* Extrait du document
■ ■ ■ ■ ■ ■ ■

A. Les allégations de la demanderesse

[4] La demanderesse allègue qu’elle est Nadia Saed Abdulle, une citoyenne somalienne née à Mogadiscio en décembre 1999 et appartenant au clan minoritaire Sheikhal.

[5] Elle affirme que deux inconnus se sont approchés d’elle en mai 2018 alors qu’elle vendait du thé au marché avec sa sœur. Un des hommes lui a dit qu’il voulait l’épouser, mais elle l’a rejeté. Il l’a ensuite accusée de séduire et d’attirer les hommes.

[6] La demanderesse affirme que, peu de temps après, en juin 2018, elle rentrait chez elle à pied avec sa sœur et le mari de cette dernière lorsqu’une voiture s’est arrêtée à côté d’eux. Elle a reconnu les hommes du marché. Ils ont menacé la demanderesse et ont tiré sur son beau-frère. La demanderesse et sa sœur ont fui dans des directions différentes.

[7] La demanderesse est allée se cacher chez un ami de la famille. Sa sœur ayant disparu, la demanderesse et sa famille ont fui à Mogadiscio. Le corps de sa sœur a été retrouvé le lendemain. La demanderesse et sa famille ont décidé de quitter le pays.

[8] La demanderesse a allégué qu’elle avait quitté Mogadiscio le 20 juin 2018 munie d’un passeport suédois au nom de « Huda » (ou une variante orthographique de ce nom), et qu’elle est arrivée à Toronto via Istanbul le 21 juin 2018. Elle a affirmé qu’elle était accompagnée d’une passeuse nommée Sadiyo, qui s’est fait passer pour sa mère. Le reste de sa famille est parti pour le Kenya.

B. La décision de la SPR

[9] La SPR a conclu que la demanderesse était une réfugiée au sens de la Convention au titre de l’article 96 de la LIPR du fait de son appartenance à un groupe social en tant que femme ciblée par Al-Chabaab pour subir un mariage forcé. La SPR a conclu que la demanderesse serait exposée à une possibilité sérieuse de persécution si elle retournait en Somalie.

■ ■ ■ ■ ■ ■ ■

* Votre objectif
Recopiez à l'identique, dans l'extrait du document, le passage qui va de « [7] La demanderesse » à « quitter le pays. ».

■ ■ ■ ■ ■ ■ ■

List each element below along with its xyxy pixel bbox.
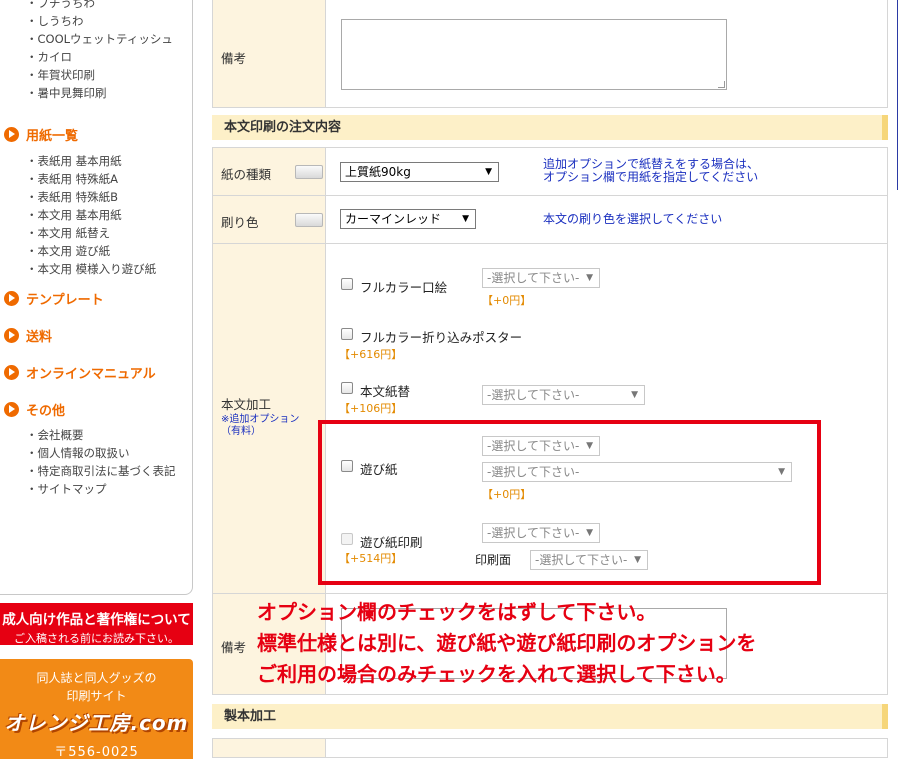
annotation-line-1: オプション欄のチェックをはずして下さい。 xyxy=(257,600,657,624)
sidebar-item-body-flyleaf[interactable]: ・本文用 遊び紙 xyxy=(26,242,156,260)
play-arrow-icon xyxy=(4,364,19,380)
instruction-annotation: オプション欄のチェックをはずして下さい。 標準仕様とは別に、遊び紙や遊び紙印刷の… xyxy=(257,597,887,690)
copyright-notice-banner[interactable]: 成人向け作品と著作権について ご入稿される前にお読み下さい。 xyxy=(0,603,193,645)
paper-change-checkbox[interactable] xyxy=(341,382,353,394)
remarks-row: 備考 xyxy=(213,0,887,107)
section-header-binding: 製本加工 xyxy=(212,704,888,729)
paper-type-label: 紙の種類 xyxy=(221,167,272,182)
sidebar-category-shipping[interactable]: 送料 xyxy=(4,325,52,345)
annotation-line-3: ご利用の場合のみチェックを入れて選択して下さい。 xyxy=(257,662,736,686)
full-color-frontispiece-price: 【+0円】 xyxy=(482,294,532,307)
sidebar-item-cover-special-b[interactable]: ・表紙用 特殊紙B xyxy=(26,188,156,206)
copyright-banner-subtitle: ご入稿される前にお読み下さい。 xyxy=(14,632,179,645)
sidebar-category-label: 送料 xyxy=(26,329,53,345)
full-color-frontispiece-checkbox[interactable] xyxy=(341,278,353,290)
banner-postal-code: 〒556-0025 xyxy=(54,745,139,759)
body-remarks-label: 備考 xyxy=(221,640,247,655)
play-arrow-icon xyxy=(4,290,19,306)
play-arrow-icon xyxy=(4,401,19,417)
sidebar-item-tokusho[interactable]: ・特定商取引法に基づく表記 xyxy=(26,462,176,480)
remarks-label-cell: 備考 xyxy=(213,0,326,107)
chevron-down-icon: ▼ xyxy=(485,167,492,177)
sidebar-item-cover-basic[interactable]: ・表紙用 基本用紙 xyxy=(26,152,156,170)
remarks-textarea[interactable] xyxy=(341,19,727,90)
print-color-row: 刷り色 カーマインレッド ▼ 本文の刷り色を選択してください xyxy=(213,196,887,244)
sidebar-item-puchi-uchiwa[interactable]: ・プチうちわ xyxy=(26,0,173,12)
paper-type-label-cell: 紙の種類 xyxy=(213,148,326,195)
paper-type-row: 紙の種類 上質紙90kg ▼ 追加オプションで紙替えをする場合は、 オプション欄… xyxy=(213,148,887,196)
highlight-box xyxy=(318,420,821,585)
sidebar-category-template[interactable]: テンプレート xyxy=(4,288,104,308)
copyright-banner-title: 成人向け作品と著作権について xyxy=(2,612,191,628)
paper-type-help: 追加オプションで紙替えをする場合は、 オプション欄で用紙を指定してください xyxy=(543,158,759,184)
print-color-label: 刷り色 xyxy=(221,215,259,230)
full-color-poster-checkbox[interactable] xyxy=(341,328,353,340)
select-value: -選択して下さい- xyxy=(487,271,580,285)
sidebar-category-label: テンプレート xyxy=(26,292,104,308)
sidebar-category-label: オンラインマニュアル xyxy=(26,366,156,382)
paper-change-select[interactable]: -選択して下さい- ▼ xyxy=(482,385,645,405)
print-color-select[interactable]: カーマインレッド ▼ xyxy=(340,209,476,229)
sidebar-category-manual[interactable]: オンラインマニュアル xyxy=(4,362,156,382)
banner-tagline-2: 印刷サイト xyxy=(66,689,127,703)
paper-change-label: 本文紙替 xyxy=(360,384,411,399)
print-color-label-cell: 刷り色 xyxy=(213,196,326,243)
chevron-down-icon: ▼ xyxy=(462,214,469,224)
sidebar-category-label: 用紙一覧 xyxy=(26,128,79,144)
print-color-help: 本文の刷り色を選択してください xyxy=(543,212,723,226)
goods-submenu: ・プチうちわ ・しうちわ ・COOLウェットティッシュ ・カイロ ・年賀状印刷 … xyxy=(26,0,173,102)
sidebar-category-other[interactable]: その他 xyxy=(4,399,65,419)
sidebar-item-body-pattern-flyleaf[interactable]: ・本文用 模様入り遊び紙 xyxy=(26,260,156,278)
sidebar-item-shochu-mimai[interactable]: ・暑中見舞印刷 xyxy=(26,84,173,102)
sidebar-item-nengajo[interactable]: ・年賀状印刷 xyxy=(26,66,173,84)
sidebar-category-label: その他 xyxy=(26,403,66,419)
print-color-select-value: カーマインレッド xyxy=(345,212,442,226)
sidebar-item-shi-uchiwa[interactable]: ・しうちわ xyxy=(26,12,173,30)
full-color-frontispiece-label: フルカラー口絵 xyxy=(360,280,448,295)
sidebar-nav: ・プチうちわ ・しうちわ ・COOLウェットティッシュ ・カイロ ・年賀状印刷 … xyxy=(0,0,193,595)
full-color-poster-price: 【+616円】 xyxy=(339,348,403,361)
color-swatch-button[interactable] xyxy=(295,213,323,227)
other-submenu: ・会社概要 ・個人情報の取扱い ・特定商取引法に基づく表記 ・サイトマップ xyxy=(26,426,176,498)
full-color-poster-label: フルカラー折り込みポスター xyxy=(360,330,523,345)
paper-type-help-line2: オプション欄で用紙を指定してください xyxy=(543,170,759,184)
sidebar-item-company[interactable]: ・会社概要 xyxy=(26,426,176,444)
select-value: -選択して下さい- xyxy=(487,388,580,402)
banner-logo: オレンジ工房.com xyxy=(4,711,189,735)
paper-submenu: ・表紙用 基本用紙 ・表紙用 特殊紙A ・表紙用 特殊紙B ・本文用 基本用紙 … xyxy=(26,152,156,278)
sidebar-category-paper[interactable]: 用紙一覧 xyxy=(4,124,78,144)
paper-type-select-value: 上質紙90kg xyxy=(345,165,411,179)
paper-swatch-button[interactable] xyxy=(295,165,323,179)
sidebar-item-cover-special-a[interactable]: ・表紙用 特殊紙A xyxy=(26,170,156,188)
play-arrow-icon xyxy=(4,126,19,142)
paper-change-price: 【+106円】 xyxy=(339,402,403,415)
sidebar-item-kairo[interactable]: ・カイロ xyxy=(26,48,173,66)
binding-label-cell xyxy=(213,739,326,757)
paid-option-note: ※追加オプション （有料） xyxy=(221,414,299,438)
paid-option-note-line2: （有料） xyxy=(221,426,261,437)
sidebar-item-privacy[interactable]: ・個人情報の取扱い xyxy=(26,444,176,462)
orange-kobo-banner[interactable]: 同人誌と同人グッズの 印刷サイト オレンジ工房.com 〒556-0025 xyxy=(0,659,193,759)
remarks-table: 備考 xyxy=(212,0,888,108)
banner-tagline: 同人誌と同人グッズの xyxy=(36,671,157,685)
play-arrow-icon xyxy=(4,327,19,343)
annotation-line-2: 標準仕様とは別に、遊び紙や遊び紙印刷のオプションを xyxy=(257,631,757,655)
remarks-label: 備考 xyxy=(221,51,247,66)
sidebar-item-cool-tissue[interactable]: ・COOLウェットティッシュ xyxy=(26,30,173,48)
sidebar-item-body-paper-change[interactable]: ・本文用 紙替え xyxy=(26,224,156,242)
body-processing-label: 本文加工 xyxy=(221,397,272,412)
paper-type-select[interactable]: 上質紙90kg ▼ xyxy=(340,162,499,182)
chevron-down-icon: ▼ xyxy=(631,390,638,400)
body-processing-label-cell: 本文加工 ※追加オプション （有料） xyxy=(213,244,326,593)
binding-table xyxy=(212,738,888,758)
sidebar-item-sitemap[interactable]: ・サイトマップ xyxy=(26,480,176,498)
chevron-down-icon: ▼ xyxy=(586,273,593,283)
paid-option-note-line1: ※追加オプション xyxy=(221,414,300,425)
sidebar-item-body-basic[interactable]: ・本文用 基本用紙 xyxy=(26,206,156,224)
full-color-frontispiece-select[interactable]: -選択して下さい- ▼ xyxy=(482,268,600,288)
section-header-body-print: 本文印刷の注文内容 xyxy=(212,115,888,140)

■ ■ ■ ■ ■ ■ ■

* Résultat obtenu
[7] La demanderesse est allée se cacher chez un ami de la famille. Sa sœur ayant disparu, la demanderesse et sa famille ont fui à Mogadiscio. Le corps de sa sœur a été retrouvé le lendemain. La demanderesse et sa famille ont décidé de quitter le pays.